*What you need to do*
Gather every line that includes the word "signal", please.

*Figure data in JSON*
- - - - -
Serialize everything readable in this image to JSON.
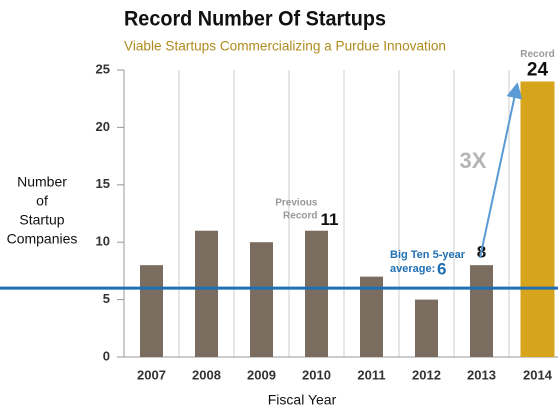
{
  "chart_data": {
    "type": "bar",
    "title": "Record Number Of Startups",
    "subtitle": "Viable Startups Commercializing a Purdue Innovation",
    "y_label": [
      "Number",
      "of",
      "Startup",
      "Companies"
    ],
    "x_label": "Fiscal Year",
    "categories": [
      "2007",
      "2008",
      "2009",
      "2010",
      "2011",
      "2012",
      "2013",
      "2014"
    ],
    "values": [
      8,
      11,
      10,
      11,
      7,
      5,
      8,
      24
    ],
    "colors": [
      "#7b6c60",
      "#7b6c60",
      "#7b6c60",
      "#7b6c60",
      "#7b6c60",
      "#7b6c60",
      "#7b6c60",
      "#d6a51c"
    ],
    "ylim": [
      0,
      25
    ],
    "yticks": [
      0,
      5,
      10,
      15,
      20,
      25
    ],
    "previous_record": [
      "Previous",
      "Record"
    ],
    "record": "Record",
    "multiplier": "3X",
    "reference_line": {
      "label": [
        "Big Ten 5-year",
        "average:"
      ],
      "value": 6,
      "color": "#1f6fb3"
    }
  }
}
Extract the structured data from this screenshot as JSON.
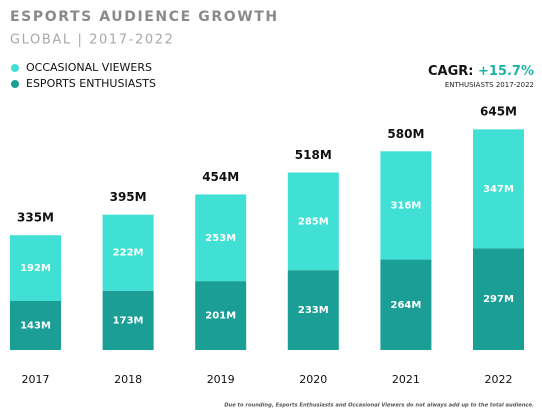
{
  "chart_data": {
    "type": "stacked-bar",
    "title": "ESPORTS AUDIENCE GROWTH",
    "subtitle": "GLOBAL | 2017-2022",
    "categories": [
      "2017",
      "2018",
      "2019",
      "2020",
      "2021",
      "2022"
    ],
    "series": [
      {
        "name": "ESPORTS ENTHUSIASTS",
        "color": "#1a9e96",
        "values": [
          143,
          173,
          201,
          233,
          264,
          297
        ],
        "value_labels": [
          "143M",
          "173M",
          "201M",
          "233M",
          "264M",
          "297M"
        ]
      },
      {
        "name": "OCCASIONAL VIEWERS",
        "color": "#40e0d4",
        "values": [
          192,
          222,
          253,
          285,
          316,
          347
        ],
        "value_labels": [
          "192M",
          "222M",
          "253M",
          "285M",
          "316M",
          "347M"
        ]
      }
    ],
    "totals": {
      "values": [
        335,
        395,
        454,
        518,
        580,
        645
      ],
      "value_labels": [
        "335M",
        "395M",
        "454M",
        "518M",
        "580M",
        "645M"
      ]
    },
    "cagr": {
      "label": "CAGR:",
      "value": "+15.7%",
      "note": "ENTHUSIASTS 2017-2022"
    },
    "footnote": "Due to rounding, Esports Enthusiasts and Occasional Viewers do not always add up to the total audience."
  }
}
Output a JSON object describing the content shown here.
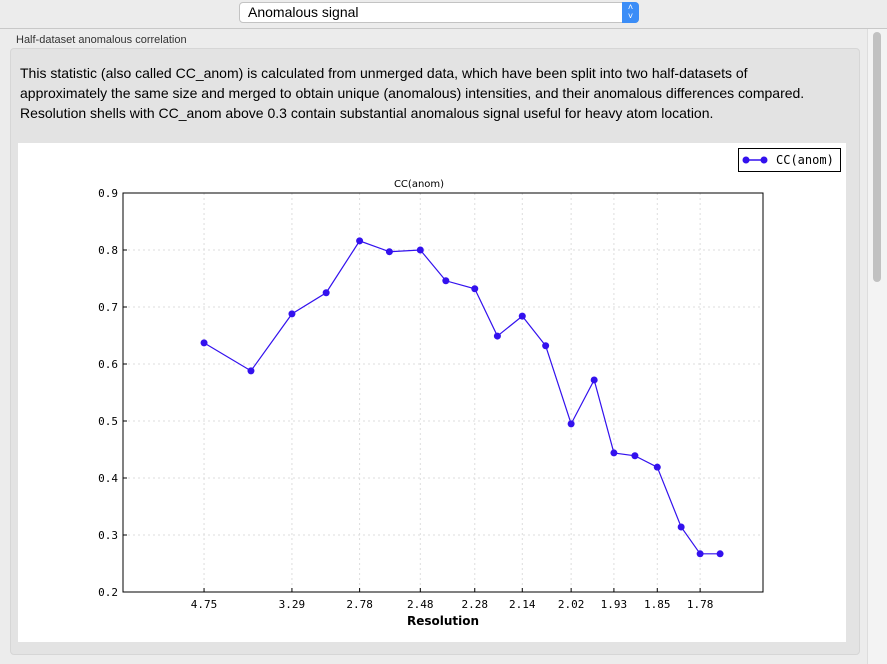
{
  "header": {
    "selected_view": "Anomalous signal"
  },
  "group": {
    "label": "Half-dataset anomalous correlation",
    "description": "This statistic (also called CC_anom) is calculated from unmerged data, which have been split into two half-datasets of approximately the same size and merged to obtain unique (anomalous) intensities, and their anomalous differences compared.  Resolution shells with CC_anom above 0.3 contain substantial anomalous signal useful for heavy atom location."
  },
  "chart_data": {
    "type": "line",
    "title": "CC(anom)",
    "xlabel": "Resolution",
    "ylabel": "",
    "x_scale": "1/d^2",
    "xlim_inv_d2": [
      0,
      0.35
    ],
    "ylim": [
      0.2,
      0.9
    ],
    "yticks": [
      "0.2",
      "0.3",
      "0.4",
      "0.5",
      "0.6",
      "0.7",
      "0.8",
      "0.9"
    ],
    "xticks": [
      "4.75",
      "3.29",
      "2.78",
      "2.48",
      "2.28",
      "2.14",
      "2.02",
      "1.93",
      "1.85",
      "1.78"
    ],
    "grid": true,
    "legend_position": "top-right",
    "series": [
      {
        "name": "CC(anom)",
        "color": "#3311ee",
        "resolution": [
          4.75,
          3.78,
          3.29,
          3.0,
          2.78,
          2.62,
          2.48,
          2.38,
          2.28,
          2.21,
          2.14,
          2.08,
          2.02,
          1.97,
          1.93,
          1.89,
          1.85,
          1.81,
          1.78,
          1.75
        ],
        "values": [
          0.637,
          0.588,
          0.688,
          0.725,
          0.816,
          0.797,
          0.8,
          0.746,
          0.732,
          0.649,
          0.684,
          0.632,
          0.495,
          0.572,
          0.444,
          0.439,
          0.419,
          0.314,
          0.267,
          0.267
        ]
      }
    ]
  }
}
- - - - -
*Response below*
    "selected_view": "Anomalous signal"
    "description": "This statistic (also called CC_anom) is calculated from unmerged data, which have been split into two half-datasets of approximately the same size and merged to obtain unique (anomalous) intensities, and their anomalous differences compared.  Resolution shells with CC_anom above 0.3 contain substantial anomalous signal useful for heavy atom location."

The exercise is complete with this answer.